- [YOUR INSTRUCTIONS]: Identify the lines that include the word "screenshot", then copy all of them.

- [PROVIDED MATERIAL]:
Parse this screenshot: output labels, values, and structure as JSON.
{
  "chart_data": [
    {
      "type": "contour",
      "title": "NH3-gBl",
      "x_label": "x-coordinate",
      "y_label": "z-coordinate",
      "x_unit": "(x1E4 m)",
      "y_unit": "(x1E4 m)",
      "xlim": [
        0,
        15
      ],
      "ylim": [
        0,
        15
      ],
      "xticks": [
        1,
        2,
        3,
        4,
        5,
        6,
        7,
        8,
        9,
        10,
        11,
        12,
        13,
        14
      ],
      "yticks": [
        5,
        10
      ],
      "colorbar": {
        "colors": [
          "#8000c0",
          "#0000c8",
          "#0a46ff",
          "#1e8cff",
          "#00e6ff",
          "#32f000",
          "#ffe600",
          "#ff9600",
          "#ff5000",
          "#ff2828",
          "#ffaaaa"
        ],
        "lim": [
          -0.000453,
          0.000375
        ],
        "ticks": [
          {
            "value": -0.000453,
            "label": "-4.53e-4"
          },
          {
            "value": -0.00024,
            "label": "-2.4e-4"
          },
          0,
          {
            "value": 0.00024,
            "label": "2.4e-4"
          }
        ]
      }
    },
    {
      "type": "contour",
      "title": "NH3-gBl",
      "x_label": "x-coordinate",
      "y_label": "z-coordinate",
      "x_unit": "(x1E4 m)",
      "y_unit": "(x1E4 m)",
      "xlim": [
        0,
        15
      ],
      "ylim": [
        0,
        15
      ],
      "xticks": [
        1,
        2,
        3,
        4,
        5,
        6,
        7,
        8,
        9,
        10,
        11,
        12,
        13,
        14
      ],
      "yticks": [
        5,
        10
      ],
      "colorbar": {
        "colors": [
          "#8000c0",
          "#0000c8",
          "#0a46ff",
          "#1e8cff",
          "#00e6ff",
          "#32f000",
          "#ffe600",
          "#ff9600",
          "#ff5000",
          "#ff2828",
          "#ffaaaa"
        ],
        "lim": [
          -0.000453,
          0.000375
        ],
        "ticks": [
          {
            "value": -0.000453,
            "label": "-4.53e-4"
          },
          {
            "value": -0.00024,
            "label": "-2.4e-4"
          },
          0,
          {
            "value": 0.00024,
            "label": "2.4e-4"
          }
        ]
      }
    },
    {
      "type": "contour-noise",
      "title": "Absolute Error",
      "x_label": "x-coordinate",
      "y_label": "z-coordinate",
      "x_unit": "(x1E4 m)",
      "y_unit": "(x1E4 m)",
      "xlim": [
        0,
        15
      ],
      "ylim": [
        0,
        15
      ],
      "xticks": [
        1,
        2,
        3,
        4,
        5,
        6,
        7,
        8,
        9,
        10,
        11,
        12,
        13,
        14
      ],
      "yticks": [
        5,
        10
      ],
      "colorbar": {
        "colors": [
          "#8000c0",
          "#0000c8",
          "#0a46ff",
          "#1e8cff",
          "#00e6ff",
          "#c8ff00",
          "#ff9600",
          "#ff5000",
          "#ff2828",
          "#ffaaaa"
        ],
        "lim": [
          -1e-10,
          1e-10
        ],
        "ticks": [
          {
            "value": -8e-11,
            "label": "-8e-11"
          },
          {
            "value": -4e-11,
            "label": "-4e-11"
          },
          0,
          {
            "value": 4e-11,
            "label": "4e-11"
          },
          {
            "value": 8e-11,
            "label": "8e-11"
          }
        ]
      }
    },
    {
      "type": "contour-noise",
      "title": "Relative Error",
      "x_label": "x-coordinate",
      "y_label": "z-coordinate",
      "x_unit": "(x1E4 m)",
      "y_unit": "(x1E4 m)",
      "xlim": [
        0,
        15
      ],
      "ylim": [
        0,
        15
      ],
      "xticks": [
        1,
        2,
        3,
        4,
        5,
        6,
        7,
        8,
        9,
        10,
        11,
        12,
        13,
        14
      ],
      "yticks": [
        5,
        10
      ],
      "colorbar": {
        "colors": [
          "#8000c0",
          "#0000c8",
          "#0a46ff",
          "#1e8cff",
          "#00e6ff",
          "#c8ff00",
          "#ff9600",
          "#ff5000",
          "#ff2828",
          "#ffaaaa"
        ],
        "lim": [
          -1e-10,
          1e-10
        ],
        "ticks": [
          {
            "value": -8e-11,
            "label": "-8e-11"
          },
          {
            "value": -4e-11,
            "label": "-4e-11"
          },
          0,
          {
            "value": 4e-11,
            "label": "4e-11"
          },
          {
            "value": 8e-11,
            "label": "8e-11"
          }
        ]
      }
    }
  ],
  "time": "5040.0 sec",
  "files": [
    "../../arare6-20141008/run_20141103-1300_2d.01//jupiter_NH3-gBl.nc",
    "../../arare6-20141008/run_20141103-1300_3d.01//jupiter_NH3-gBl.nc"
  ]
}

---

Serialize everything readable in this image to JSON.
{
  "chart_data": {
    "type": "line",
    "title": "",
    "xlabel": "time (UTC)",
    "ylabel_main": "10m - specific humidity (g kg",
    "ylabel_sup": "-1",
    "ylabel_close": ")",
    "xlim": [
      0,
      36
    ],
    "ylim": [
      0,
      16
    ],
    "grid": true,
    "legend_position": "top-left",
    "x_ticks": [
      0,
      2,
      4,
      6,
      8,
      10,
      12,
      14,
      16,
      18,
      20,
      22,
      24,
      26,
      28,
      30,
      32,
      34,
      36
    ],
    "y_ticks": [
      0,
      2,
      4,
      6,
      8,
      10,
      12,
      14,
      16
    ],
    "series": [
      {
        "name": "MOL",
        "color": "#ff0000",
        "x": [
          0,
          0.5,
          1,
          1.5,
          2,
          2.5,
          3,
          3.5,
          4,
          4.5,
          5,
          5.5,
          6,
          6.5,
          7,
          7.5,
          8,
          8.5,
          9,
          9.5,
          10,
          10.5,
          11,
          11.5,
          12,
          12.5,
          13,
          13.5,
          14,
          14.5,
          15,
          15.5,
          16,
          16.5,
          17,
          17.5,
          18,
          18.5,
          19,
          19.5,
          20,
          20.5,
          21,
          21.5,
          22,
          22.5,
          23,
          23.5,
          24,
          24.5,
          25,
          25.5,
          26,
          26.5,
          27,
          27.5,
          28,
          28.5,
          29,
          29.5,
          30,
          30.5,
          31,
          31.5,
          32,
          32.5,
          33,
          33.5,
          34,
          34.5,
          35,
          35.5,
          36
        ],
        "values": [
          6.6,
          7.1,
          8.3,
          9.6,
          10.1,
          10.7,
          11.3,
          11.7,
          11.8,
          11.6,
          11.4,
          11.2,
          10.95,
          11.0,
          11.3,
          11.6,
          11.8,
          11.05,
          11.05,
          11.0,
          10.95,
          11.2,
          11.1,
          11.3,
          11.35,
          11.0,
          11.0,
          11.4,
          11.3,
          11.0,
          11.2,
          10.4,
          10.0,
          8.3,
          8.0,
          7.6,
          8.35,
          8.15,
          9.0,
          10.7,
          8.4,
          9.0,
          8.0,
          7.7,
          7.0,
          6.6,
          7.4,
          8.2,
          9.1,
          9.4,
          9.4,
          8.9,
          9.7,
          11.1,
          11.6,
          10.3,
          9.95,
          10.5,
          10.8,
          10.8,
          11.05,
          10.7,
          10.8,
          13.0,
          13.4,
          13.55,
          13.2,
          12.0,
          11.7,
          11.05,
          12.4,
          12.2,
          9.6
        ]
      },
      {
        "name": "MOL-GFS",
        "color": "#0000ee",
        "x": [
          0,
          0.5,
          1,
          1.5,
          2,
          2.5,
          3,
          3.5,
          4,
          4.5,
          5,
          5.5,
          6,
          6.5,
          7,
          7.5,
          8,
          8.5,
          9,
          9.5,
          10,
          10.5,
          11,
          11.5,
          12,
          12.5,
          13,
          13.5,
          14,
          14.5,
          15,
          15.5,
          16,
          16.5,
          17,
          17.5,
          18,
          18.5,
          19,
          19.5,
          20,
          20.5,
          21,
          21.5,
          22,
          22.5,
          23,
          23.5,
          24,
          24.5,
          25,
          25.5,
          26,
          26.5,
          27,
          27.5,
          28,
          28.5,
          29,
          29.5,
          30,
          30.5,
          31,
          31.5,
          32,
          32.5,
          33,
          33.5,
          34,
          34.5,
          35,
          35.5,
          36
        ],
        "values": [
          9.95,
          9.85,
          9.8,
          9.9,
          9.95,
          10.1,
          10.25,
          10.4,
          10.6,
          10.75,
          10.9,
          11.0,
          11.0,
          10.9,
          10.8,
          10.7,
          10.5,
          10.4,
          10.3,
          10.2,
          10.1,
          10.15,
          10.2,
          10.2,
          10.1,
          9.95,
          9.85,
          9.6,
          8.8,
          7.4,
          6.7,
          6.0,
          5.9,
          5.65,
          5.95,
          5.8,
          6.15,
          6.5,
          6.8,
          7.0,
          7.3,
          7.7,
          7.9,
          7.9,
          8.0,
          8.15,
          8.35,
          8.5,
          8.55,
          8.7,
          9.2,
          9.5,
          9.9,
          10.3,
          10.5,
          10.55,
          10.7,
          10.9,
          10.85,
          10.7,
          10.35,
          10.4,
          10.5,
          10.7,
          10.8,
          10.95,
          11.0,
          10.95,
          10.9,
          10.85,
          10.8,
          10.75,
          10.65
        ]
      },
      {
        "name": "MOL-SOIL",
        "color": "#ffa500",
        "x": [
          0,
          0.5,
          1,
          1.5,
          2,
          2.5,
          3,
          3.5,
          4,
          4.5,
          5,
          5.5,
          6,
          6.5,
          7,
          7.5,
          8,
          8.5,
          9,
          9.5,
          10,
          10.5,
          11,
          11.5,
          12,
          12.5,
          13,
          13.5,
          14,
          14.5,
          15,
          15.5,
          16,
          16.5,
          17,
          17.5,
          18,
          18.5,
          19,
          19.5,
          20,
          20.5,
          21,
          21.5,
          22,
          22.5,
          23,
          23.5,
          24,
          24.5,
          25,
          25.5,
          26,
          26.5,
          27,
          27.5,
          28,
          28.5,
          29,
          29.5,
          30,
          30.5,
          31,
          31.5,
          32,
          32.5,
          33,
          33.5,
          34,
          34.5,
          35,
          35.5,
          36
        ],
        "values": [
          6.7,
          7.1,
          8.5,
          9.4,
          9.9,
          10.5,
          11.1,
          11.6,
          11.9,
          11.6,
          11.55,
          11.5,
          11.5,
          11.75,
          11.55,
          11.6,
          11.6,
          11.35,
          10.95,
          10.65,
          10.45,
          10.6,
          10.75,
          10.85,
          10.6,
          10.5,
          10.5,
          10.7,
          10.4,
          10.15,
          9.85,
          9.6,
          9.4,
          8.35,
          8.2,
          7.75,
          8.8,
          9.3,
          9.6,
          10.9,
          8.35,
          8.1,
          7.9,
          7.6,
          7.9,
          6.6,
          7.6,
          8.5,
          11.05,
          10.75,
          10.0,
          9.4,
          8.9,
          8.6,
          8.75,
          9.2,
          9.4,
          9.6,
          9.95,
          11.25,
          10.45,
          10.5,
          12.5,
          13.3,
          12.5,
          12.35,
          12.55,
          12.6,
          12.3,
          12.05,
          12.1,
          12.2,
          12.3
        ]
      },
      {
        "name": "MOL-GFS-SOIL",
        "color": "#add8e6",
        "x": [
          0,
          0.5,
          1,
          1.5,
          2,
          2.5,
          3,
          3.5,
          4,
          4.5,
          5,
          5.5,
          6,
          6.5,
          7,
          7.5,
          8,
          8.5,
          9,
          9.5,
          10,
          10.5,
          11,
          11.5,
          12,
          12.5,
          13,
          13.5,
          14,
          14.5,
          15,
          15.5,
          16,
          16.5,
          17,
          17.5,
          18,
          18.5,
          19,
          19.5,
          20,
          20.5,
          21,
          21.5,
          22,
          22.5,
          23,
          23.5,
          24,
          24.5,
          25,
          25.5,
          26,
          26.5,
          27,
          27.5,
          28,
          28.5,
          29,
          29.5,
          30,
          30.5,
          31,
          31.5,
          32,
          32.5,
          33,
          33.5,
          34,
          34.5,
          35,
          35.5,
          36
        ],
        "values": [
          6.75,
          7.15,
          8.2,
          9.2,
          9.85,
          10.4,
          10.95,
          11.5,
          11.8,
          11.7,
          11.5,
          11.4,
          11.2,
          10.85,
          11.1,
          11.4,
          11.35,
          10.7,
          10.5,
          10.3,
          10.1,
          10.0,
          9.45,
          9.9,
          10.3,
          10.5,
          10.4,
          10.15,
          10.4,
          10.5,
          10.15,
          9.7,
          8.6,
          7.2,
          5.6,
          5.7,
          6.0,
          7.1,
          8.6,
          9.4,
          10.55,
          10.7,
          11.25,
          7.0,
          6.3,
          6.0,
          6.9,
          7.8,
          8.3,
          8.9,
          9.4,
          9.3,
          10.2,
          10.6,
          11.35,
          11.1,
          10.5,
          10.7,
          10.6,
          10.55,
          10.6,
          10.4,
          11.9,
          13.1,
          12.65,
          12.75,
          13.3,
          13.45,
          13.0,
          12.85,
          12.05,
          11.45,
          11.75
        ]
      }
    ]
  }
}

...

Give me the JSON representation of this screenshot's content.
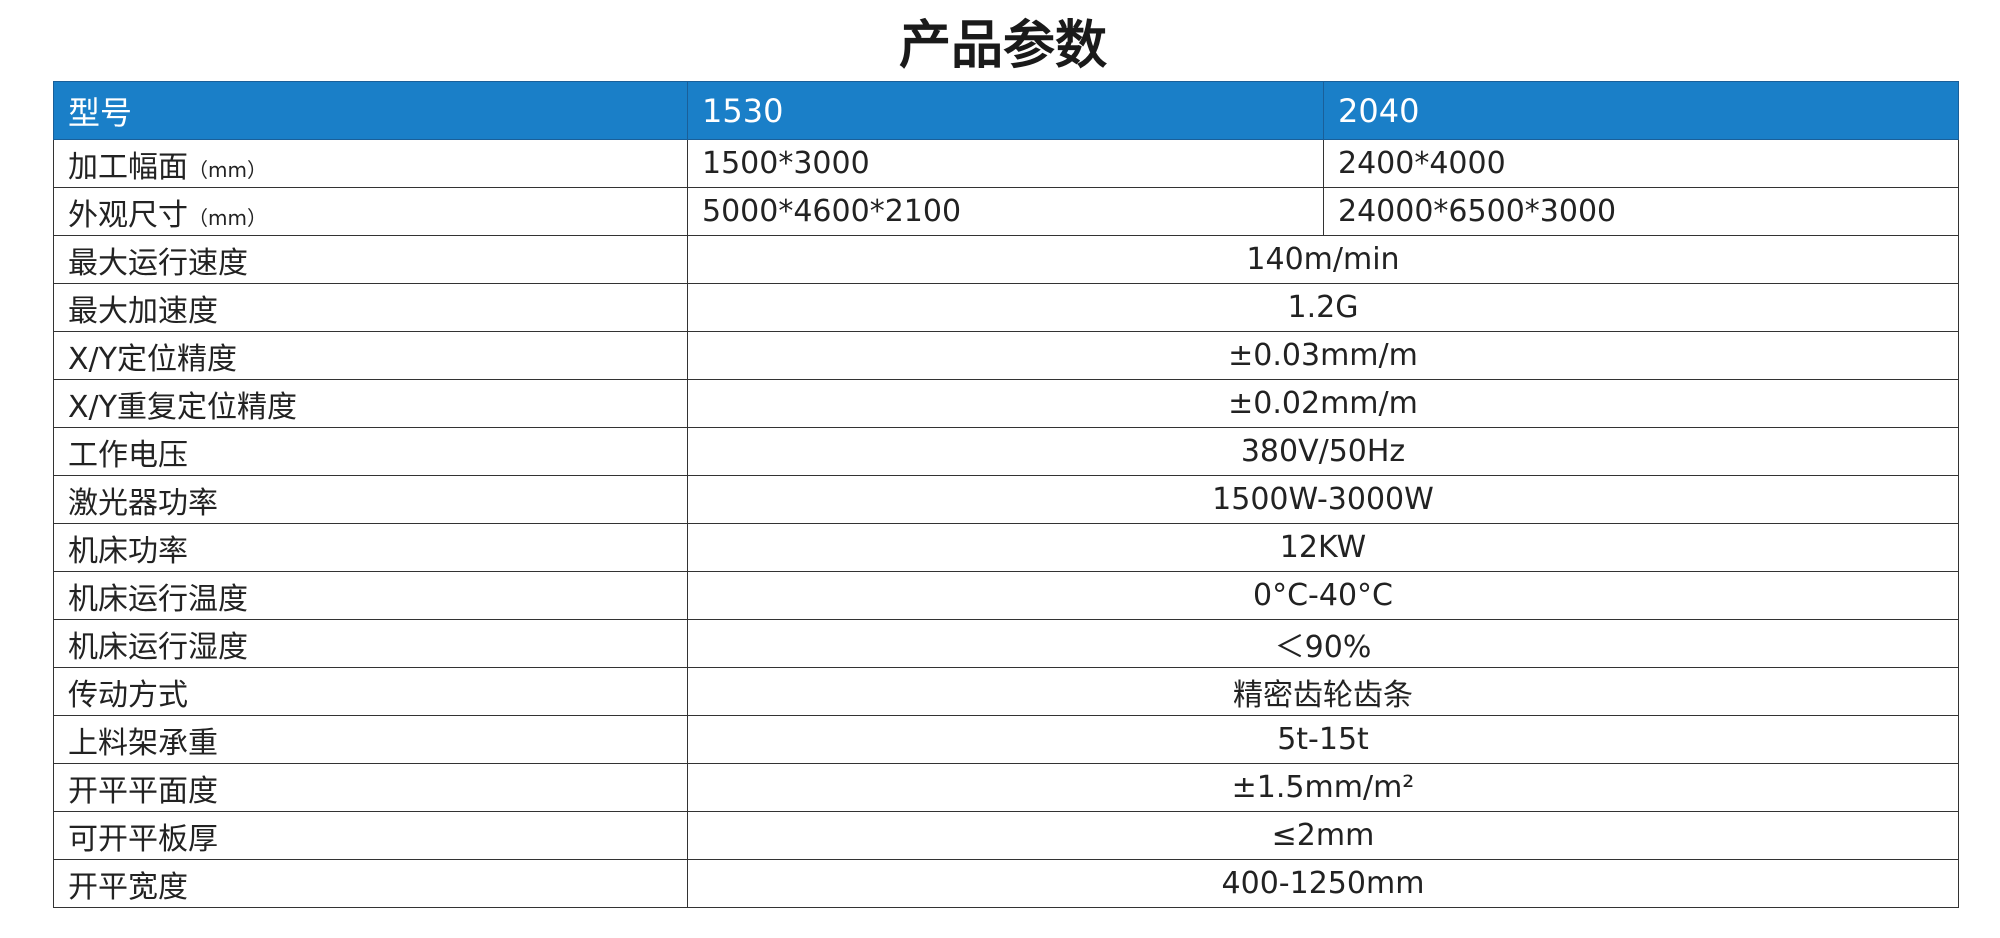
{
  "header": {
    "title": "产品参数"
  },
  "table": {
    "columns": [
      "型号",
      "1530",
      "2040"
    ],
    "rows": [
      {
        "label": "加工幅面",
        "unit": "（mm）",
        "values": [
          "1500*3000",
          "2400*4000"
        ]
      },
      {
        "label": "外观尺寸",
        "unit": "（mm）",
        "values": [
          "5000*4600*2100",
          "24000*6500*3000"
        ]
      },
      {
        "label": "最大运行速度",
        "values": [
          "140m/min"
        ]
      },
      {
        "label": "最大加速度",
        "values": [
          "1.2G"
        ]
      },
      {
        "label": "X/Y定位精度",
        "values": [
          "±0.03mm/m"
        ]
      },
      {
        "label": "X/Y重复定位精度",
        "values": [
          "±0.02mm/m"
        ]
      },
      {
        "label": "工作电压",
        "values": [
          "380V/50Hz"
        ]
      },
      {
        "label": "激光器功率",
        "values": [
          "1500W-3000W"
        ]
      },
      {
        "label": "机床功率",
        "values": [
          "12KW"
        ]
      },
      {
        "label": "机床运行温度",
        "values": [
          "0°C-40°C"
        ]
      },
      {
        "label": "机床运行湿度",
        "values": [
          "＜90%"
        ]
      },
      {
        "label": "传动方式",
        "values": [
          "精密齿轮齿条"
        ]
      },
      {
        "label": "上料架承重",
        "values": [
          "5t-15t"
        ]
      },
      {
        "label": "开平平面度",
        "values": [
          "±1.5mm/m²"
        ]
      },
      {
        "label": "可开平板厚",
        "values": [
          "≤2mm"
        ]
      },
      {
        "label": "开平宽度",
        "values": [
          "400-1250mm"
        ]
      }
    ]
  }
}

- [TASK RESPONSE]:
Parse this screenshot: output labels, values, and structure as JSON.
Give me the JSON representation of this screenshot's content.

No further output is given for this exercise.